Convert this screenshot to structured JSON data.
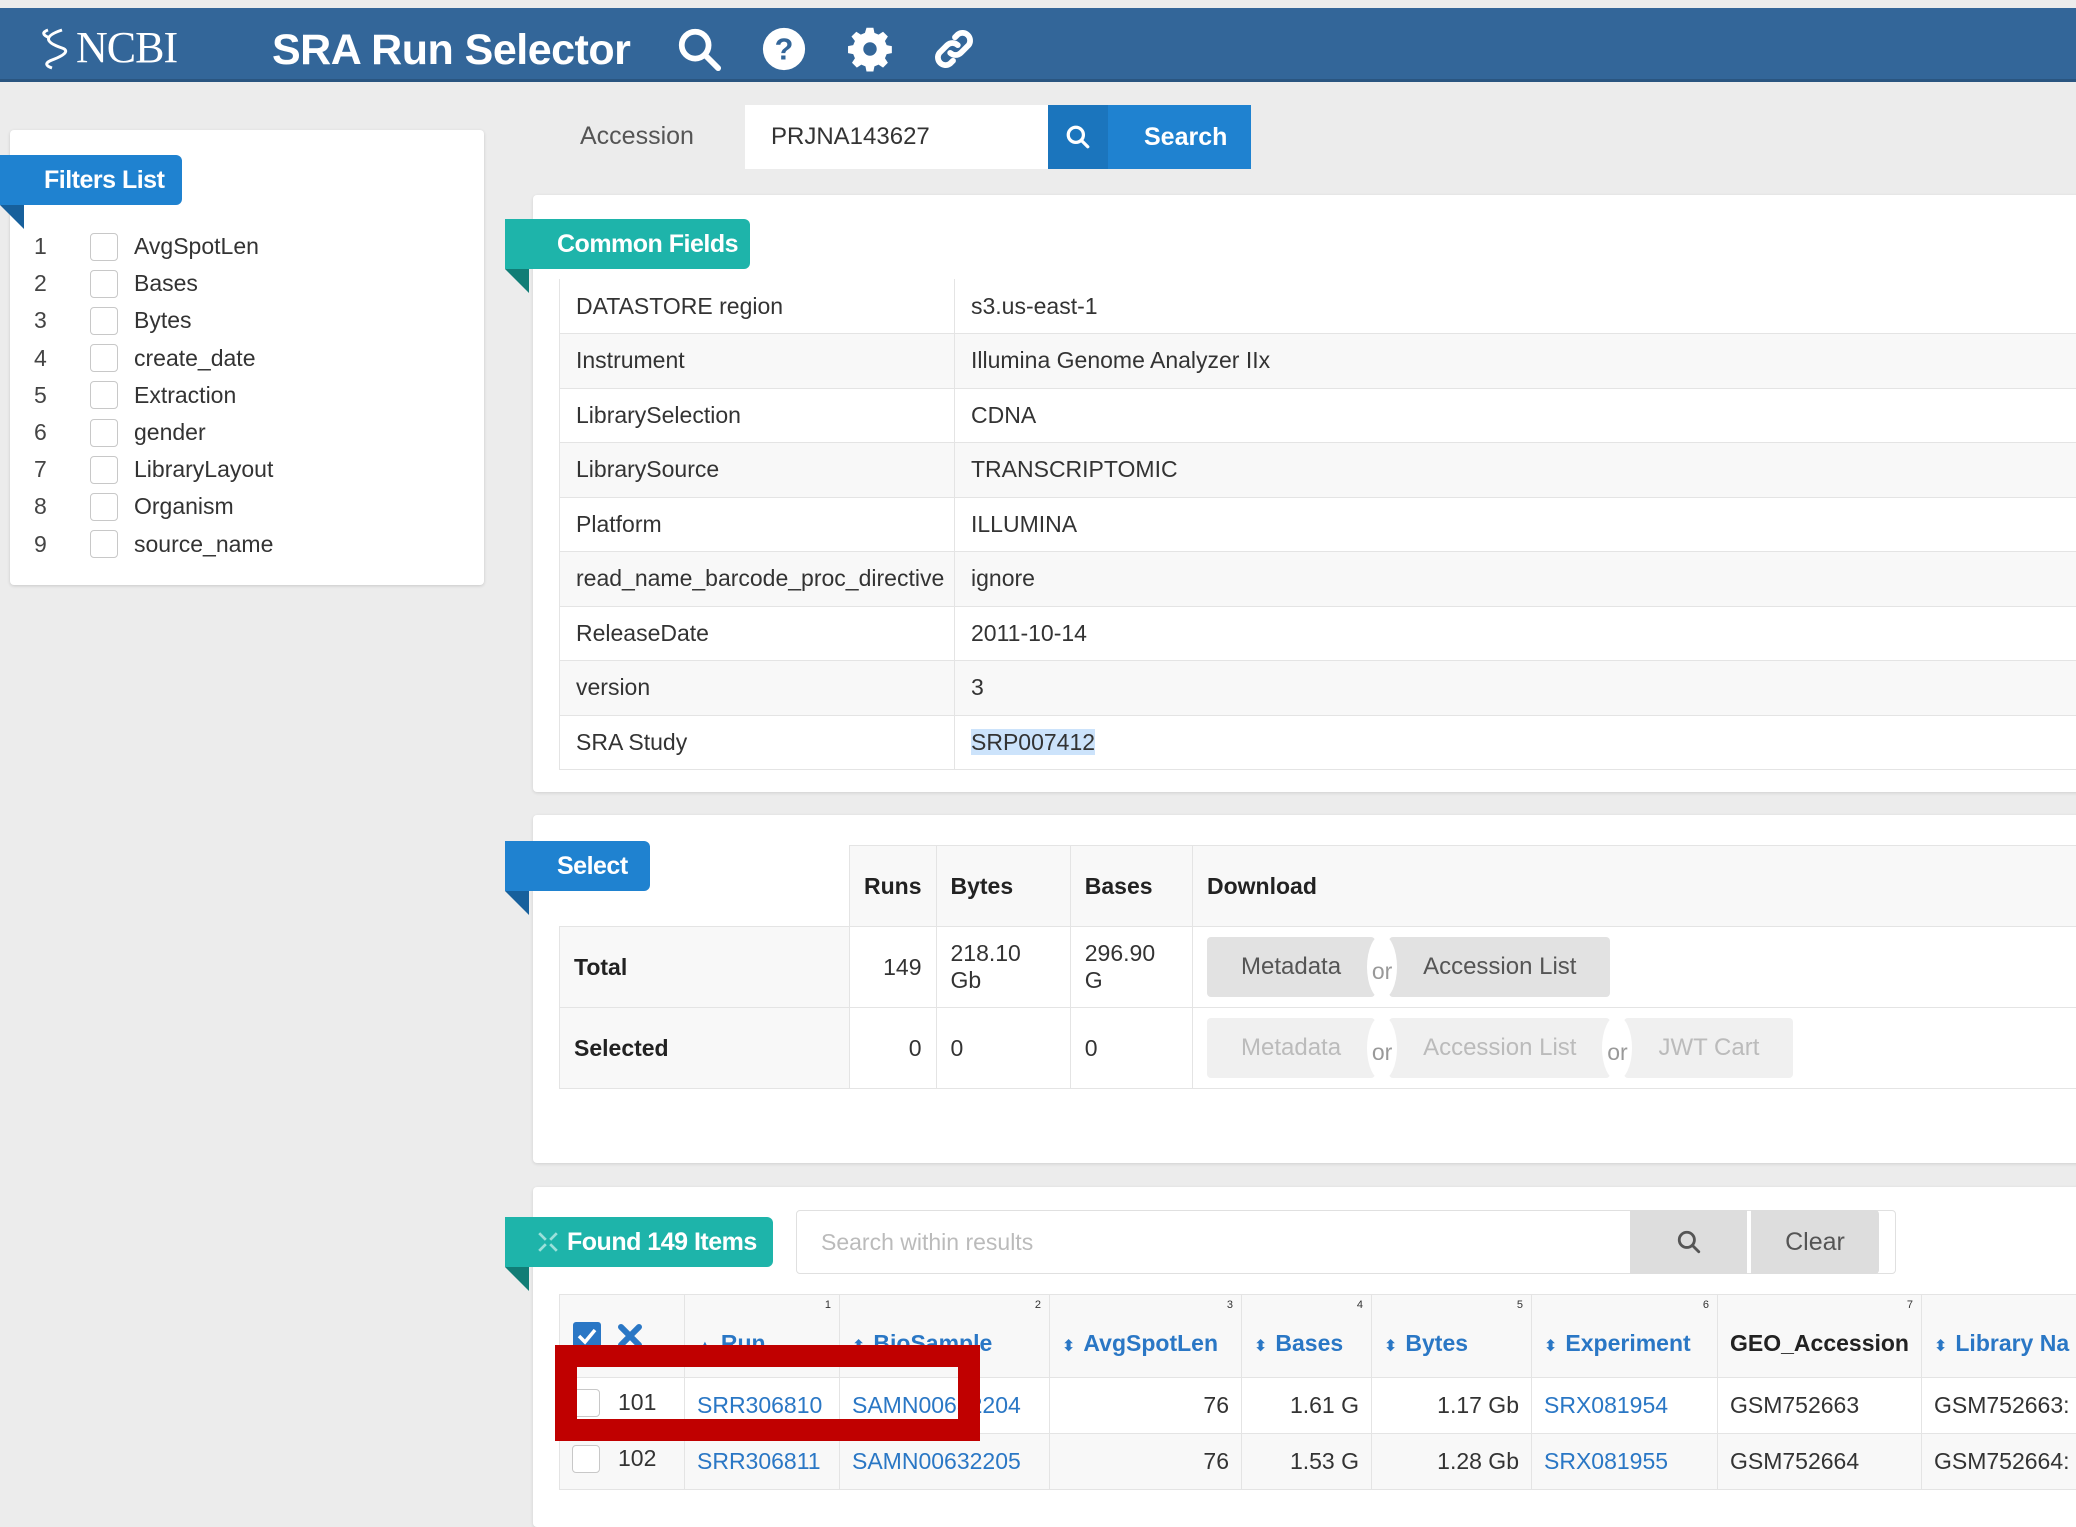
{
  "header": {
    "logo_text": "NCBI",
    "app_title": "SRA Run Selector",
    "icons": [
      "search-icon",
      "help-icon",
      "gear-icon",
      "link-icon"
    ]
  },
  "accession": {
    "label": "Accession",
    "value": "PRJNA143627",
    "search_label": "Search"
  },
  "filters": {
    "title": "Filters List",
    "items": [
      {
        "num": "1",
        "label": "AvgSpotLen"
      },
      {
        "num": "2",
        "label": "Bases"
      },
      {
        "num": "3",
        "label": "Bytes"
      },
      {
        "num": "4",
        "label": "create_date"
      },
      {
        "num": "5",
        "label": "Extraction"
      },
      {
        "num": "6",
        "label": "gender"
      },
      {
        "num": "7",
        "label": "LibraryLayout"
      },
      {
        "num": "8",
        "label": "Organism"
      },
      {
        "num": "9",
        "label": "source_name"
      }
    ]
  },
  "common_fields": {
    "title": "Common Fields",
    "rows": [
      {
        "key": "DATASTORE region",
        "value": "s3.us-east-1"
      },
      {
        "key": "Instrument",
        "value": "Illumina Genome Analyzer IIx"
      },
      {
        "key": "LibrarySelection",
        "value": "CDNA"
      },
      {
        "key": "LibrarySource",
        "value": "TRANSCRIPTOMIC"
      },
      {
        "key": "Platform",
        "value": "ILLUMINA"
      },
      {
        "key": "read_name_barcode_proc_directive",
        "value": "ignore"
      },
      {
        "key": "ReleaseDate",
        "value": "2011-10-14"
      },
      {
        "key": "version",
        "value": "3"
      },
      {
        "key": "SRA Study",
        "value": "SRP007412"
      }
    ]
  },
  "select": {
    "title": "Select",
    "headers": {
      "runs": "Runs",
      "bytes": "Bytes",
      "bases": "Bases",
      "download": "Download"
    },
    "total": {
      "label": "Total",
      "runs": "149",
      "bytes": "218.10 Gb",
      "bases": "296.90 G"
    },
    "selected": {
      "label": "Selected",
      "runs": "0",
      "bytes": "0",
      "bases": "0"
    },
    "buttons": {
      "metadata": "Metadata",
      "accession_list": "Accession List",
      "jwt_cart": "JWT Cart",
      "or": "or"
    }
  },
  "found": {
    "title": "Found 149 Items",
    "search_placeholder": "Search within results",
    "clear_label": "Clear",
    "columns": [
      {
        "label": "Run",
        "idx": "1",
        "sort": "▲"
      },
      {
        "label": "BioSample",
        "idx": "2",
        "sort": "⬍"
      },
      {
        "label": "AvgSpotLen",
        "idx": "3",
        "sort": "⬍"
      },
      {
        "label": "Bases",
        "idx": "4",
        "sort": "⬍"
      },
      {
        "label": "Bytes",
        "idx": "5",
        "sort": "⬍"
      },
      {
        "label": "Experiment",
        "idx": "6",
        "sort": "⬍"
      },
      {
        "label": "GEO_Accession",
        "idx": "7",
        "sort": ""
      },
      {
        "label": "Library Na",
        "idx": "",
        "sort": "⬍"
      }
    ],
    "rows": [
      {
        "n": "101",
        "run": "SRR306810",
        "biosample": "SAMN00632204",
        "avgspotlen": "76",
        "bases": "1.61 G",
        "bytes": "1.17 Gb",
        "experiment": "SRX081954",
        "geo": "GSM752663",
        "library": "GSM752663:"
      },
      {
        "n": "102",
        "run": "SRR306811",
        "biosample": "SAMN00632205",
        "avgspotlen": "76",
        "bases": "1.53 G",
        "bytes": "1.28 Gb",
        "experiment": "SRX081955",
        "geo": "GSM752664",
        "library": "GSM752664:"
      }
    ]
  },
  "annotation": {
    "highlight_color": "#c00000"
  }
}
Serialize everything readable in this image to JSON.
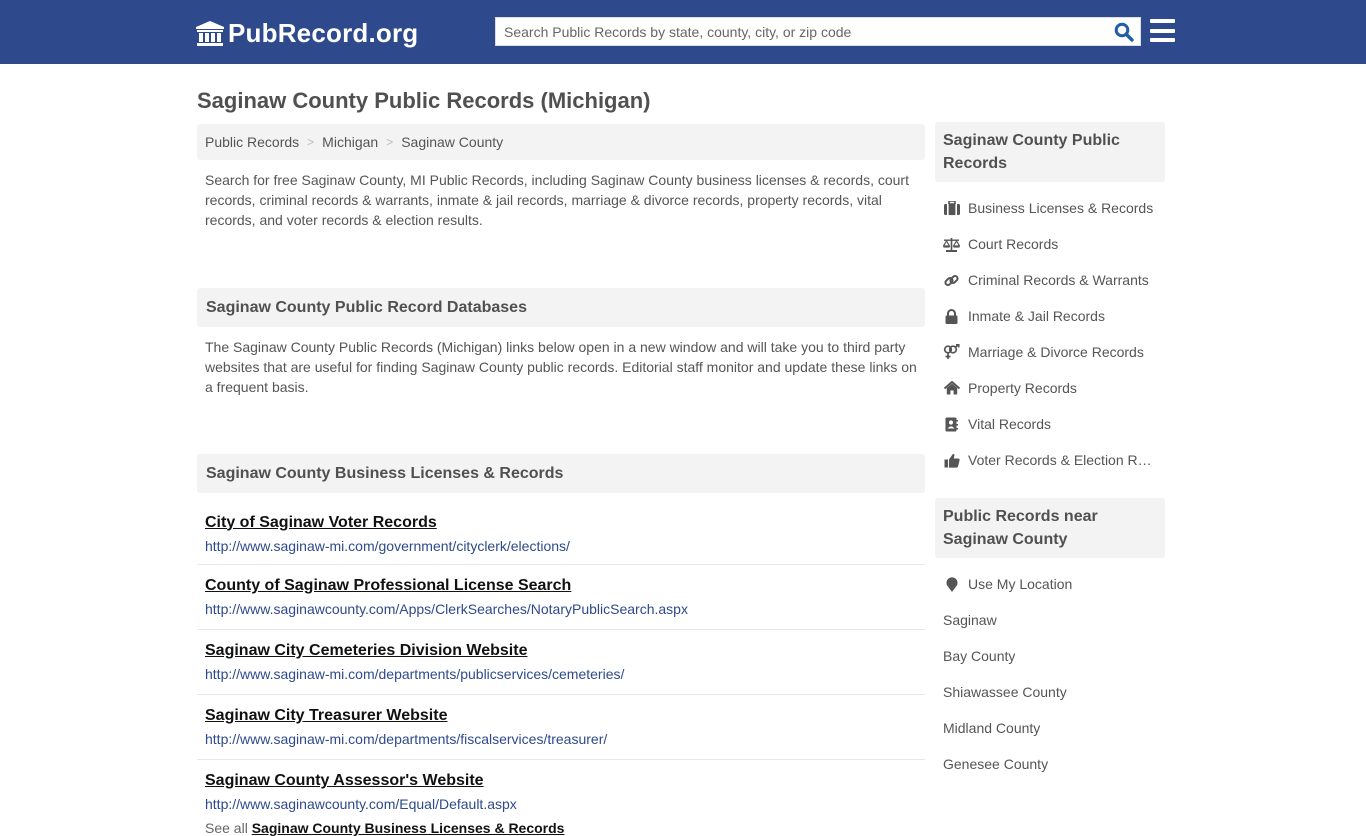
{
  "header": {
    "logo_text": "PubRecord.org",
    "search_placeholder": "Search Public Records by state, county, city, or zip code",
    "colors": {
      "brand": "#2e4a8c",
      "search_icon": "#1f5fa8"
    }
  },
  "page": {
    "title": "Saginaw County Public Records (Michigan)",
    "breadcrumb": [
      {
        "label": "Public Records"
      },
      {
        "label": "Michigan"
      },
      {
        "label": "Saginaw County"
      }
    ],
    "breadcrumb_separator": ">",
    "intro": "Search for free Saginaw County, MI Public Records, including Saginaw County business licenses & records, court records, criminal records & warrants, inmate & jail records, marriage & divorce records, property records, vital records, and voter records & election results."
  },
  "databases": {
    "heading": "Saginaw County Public Record Databases",
    "description": "The Saginaw County Public Records (Michigan) links below open in a new window and will take you to third party websites that are useful for finding Saginaw County public records. Editorial staff monitor and update these links on a frequent basis."
  },
  "business": {
    "heading": "Saginaw County Business Licenses & Records",
    "links": [
      {
        "title": "City of Saginaw Voter Records",
        "url": "http://www.saginaw-mi.com/government/cityclerk/elections/"
      },
      {
        "title": "County of Saginaw Professional License Search",
        "url": "http://www.saginawcounty.com/Apps/ClerkSearches/NotaryPublicSearch.aspx"
      },
      {
        "title": "Saginaw City Cemeteries Division Website",
        "url": "http://www.saginaw-mi.com/departments/publicservices/cemeteries/"
      },
      {
        "title": "Saginaw City Treasurer Website",
        "url": "http://www.saginaw-mi.com/departments/fiscalservices/treasurer/"
      },
      {
        "title": "Saginaw County Assessor's Website",
        "url": "http://www.saginawcounty.com/Equal/Default.aspx"
      }
    ],
    "see_all_prefix": "See all",
    "see_all_link": "Saginaw County Business Licenses & Records"
  },
  "sidebar": {
    "records_heading": "Saginaw County Public Records",
    "records": [
      {
        "label": "Business Licenses & Records",
        "icon": "briefcase-icon"
      },
      {
        "label": "Court Records",
        "icon": "balance-scale-icon"
      },
      {
        "label": "Criminal Records & Warrants",
        "icon": "link-icon"
      },
      {
        "label": "Inmate & Jail Records",
        "icon": "lock-icon"
      },
      {
        "label": "Marriage & Divorce Records",
        "icon": "venus-mars-icon"
      },
      {
        "label": "Property Records",
        "icon": "home-icon"
      },
      {
        "label": "Vital Records",
        "icon": "address-book-icon"
      },
      {
        "label": "Voter Records & Election Results",
        "icon": "thumbs-up-icon"
      }
    ],
    "near_heading": "Public Records near Saginaw County",
    "use_location": "Use My Location",
    "near": [
      {
        "label": "Saginaw"
      },
      {
        "label": "Bay County"
      },
      {
        "label": "Shiawassee County"
      },
      {
        "label": "Midland County"
      },
      {
        "label": "Genesee County"
      }
    ]
  }
}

#####

> _WHAT TO PRODUCE_:
Please keep every line of the data the same when you reproduce it, and keep every picture out.

> _SOLUTION_:
Convert this screenshot to structured JSON data.
{
  "header": {
    "logo_text": "NCBI",
    "app_title": "SRA Run Selector",
    "icons": [
      "search-icon",
      "help-icon",
      "gear-icon",
      "link-icon"
    ]
  },
  "accession": {
    "label": "Accession",
    "value": "PRJNA143627",
    "search_label": "Search"
  },
  "filters": {
    "title": "Filters List",
    "items": [
      {
        "num": "1",
        "label": "AvgSpotLen"
      },
      {
        "num": "2",
        "label": "Bases"
      },
      {
        "num": "3",
        "label": "Bytes"
      },
      {
        "num": "4",
        "label": "create_date"
      },
      {
        "num": "5",
        "label": "Extraction"
      },
      {
        "num": "6",
        "label": "gender"
      },
      {
        "num": "7",
        "label": "LibraryLayout"
      },
      {
        "num": "8",
        "label": "Organism"
      },
      {
        "num": "9",
        "label": "source_name"
      }
    ]
  },
  "common_fields": {
    "title": "Common Fields",
    "rows": [
      {
        "key": "DATASTORE region",
        "value": "s3.us-east-1"
      },
      {
        "key": "Instrument",
        "value": "Illumina Genome Analyzer IIx"
      },
      {
        "key": "LibrarySelection",
        "value": "CDNA"
      },
      {
        "key": "LibrarySource",
        "value": "TRANSCRIPTOMIC"
      },
      {
        "key": "Platform",
        "value": "ILLUMINA"
      },
      {
        "key": "read_name_barcode_proc_directive",
        "value": "ignore"
      },
      {
        "key": "ReleaseDate",
        "value": "2011-10-14"
      },
      {
        "key": "version",
        "value": "3"
      },
      {
        "key": "SRA Study",
        "value": "SRP007412"
      }
    ]
  },
  "select": {
    "title": "Select",
    "headers": {
      "runs": "Runs",
      "bytes": "Bytes",
      "bases": "Bases",
      "download": "Download"
    },
    "total": {
      "label": "Total",
      "runs": "149",
      "bytes": "218.10 Gb",
      "bases": "296.90 G"
    },
    "selected": {
      "label": "Selected",
      "runs": "0",
      "bytes": "0",
      "bases": "0"
    },
    "buttons": {
      "metadata": "Metadata",
      "accession_list": "Accession List",
      "jwt_cart": "JWT Cart",
      "or": "or"
    }
  },
  "found": {
    "title": "Found 149 Items",
    "search_placeholder": "Search within results",
    "clear_label": "Clear",
    "columns": [
      {
        "label": "Run",
        "idx": "1",
        "sort": "▲"
      },
      {
        "label": "BioSample",
        "idx": "2",
        "sort": "⬍"
      },
      {
        "label": "AvgSpotLen",
        "idx": "3",
        "sort": "⬍"
      },
      {
        "label": "Bases",
        "idx": "4",
        "sort": "⬍"
      },
      {
        "label": "Bytes",
        "idx": "5",
        "sort": "⬍"
      },
      {
        "label": "Experiment",
        "idx": "6",
        "sort": "⬍"
      },
      {
        "label": "GEO_Accession",
        "idx": "7",
        "sort": ""
      },
      {
        "label": "Library Na",
        "idx": "",
        "sort": "⬍"
      }
    ],
    "rows": [
      {
        "n": "101",
        "run": "SRR306810",
        "biosample": "SAMN00632204",
        "avgspotlen": "76",
        "bases": "1.61 G",
        "bytes": "1.17 Gb",
        "experiment": "SRX081954",
        "geo": "GSM752663",
        "library": "GSM752663:"
      },
      {
        "n": "102",
        "run": "SRR306811",
        "biosample": "SAMN00632205",
        "avgspotlen": "76",
        "bases": "1.53 G",
        "bytes": "1.28 Gb",
        "experiment": "SRX081955",
        "geo": "GSM752664",
        "library": "GSM752664:"
      }
    ]
  },
  "annotation": {
    "highlight_color": "#c00000"
  }
}
Serialize everything readable in this image to JSON.
{
  "header": {
    "logo_text": "PubRecord.org",
    "search_placeholder": "Search Public Records by state, county, city, or zip code",
    "colors": {
      "brand": "#2e4a8c",
      "search_icon": "#1f5fa8"
    }
  },
  "page": {
    "title": "Saginaw County Public Records (Michigan)",
    "breadcrumb": [
      {
        "label": "Public Records"
      },
      {
        "label": "Michigan"
      },
      {
        "label": "Saginaw County"
      }
    ],
    "breadcrumb_separator": ">",
    "intro": "Search for free Saginaw County, MI Public Records, including Saginaw County business licenses & records, court records, criminal records & warrants, inmate & jail records, marriage & divorce records, property records, vital records, and voter records & election results."
  },
  "databases": {
    "heading": "Saginaw County Public Record Databases",
    "description": "The Saginaw County Public Records (Michigan) links below open in a new window and will take you to third party websites that are useful for finding Saginaw County public records. Editorial staff monitor and update these links on a frequent basis."
  },
  "business": {
    "heading": "Saginaw County Business Licenses & Records",
    "links": [
      {
        "title": "City of Saginaw Voter Records",
        "url": "http://www.saginaw-mi.com/government/cityclerk/elections/"
      },
      {
        "title": "County of Saginaw Professional License Search",
        "url": "http://www.saginawcounty.com/Apps/ClerkSearches/NotaryPublicSearch.aspx"
      },
      {
        "title": "Saginaw City Cemeteries Division Website",
        "url": "http://www.saginaw-mi.com/departments/publicservices/cemeteries/"
      },
      {
        "title": "Saginaw City Treasurer Website",
        "url": "http://www.saginaw-mi.com/departments/fiscalservices/treasurer/"
      },
      {
        "title": "Saginaw County Assessor's Website",
        "url": "http://www.saginawcounty.com/Equal/Default.aspx"
      }
    ],
    "see_all_prefix": "See all",
    "see_all_link": "Saginaw County Business Licenses & Records"
  },
  "sidebar": {
    "records_heading": "Saginaw County Public Records",
    "records": [
      {
        "label": "Business Licenses & Records",
        "icon": "briefcase-icon"
      },
      {
        "label": "Court Records",
        "icon": "balance-scale-icon"
      },
      {
        "label": "Criminal Records & Warrants",
        "icon": "link-icon"
      },
      {
        "label": "Inmate & Jail Records",
        "icon": "lock-icon"
      },
      {
        "label": "Marriage & Divorce Records",
        "icon": "venus-mars-icon"
      },
      {
        "label": "Property Records",
        "icon": "home-icon"
      },
      {
        "label": "Vital Records",
        "icon": "address-book-icon"
      },
      {
        "label": "Voter Records & Election Results",
        "icon": "thumbs-up-icon"
      }
    ],
    "near_heading": "Public Records near Saginaw County",
    "use_location": "Use My Location",
    "near": [
      {
        "label": "Saginaw"
      },
      {
        "label": "Bay County"
      },
      {
        "label": "Shiawassee County"
      },
      {
        "label": "Midland County"
      },
      {
        "label": "Genesee County"
      }
    ]
  }
}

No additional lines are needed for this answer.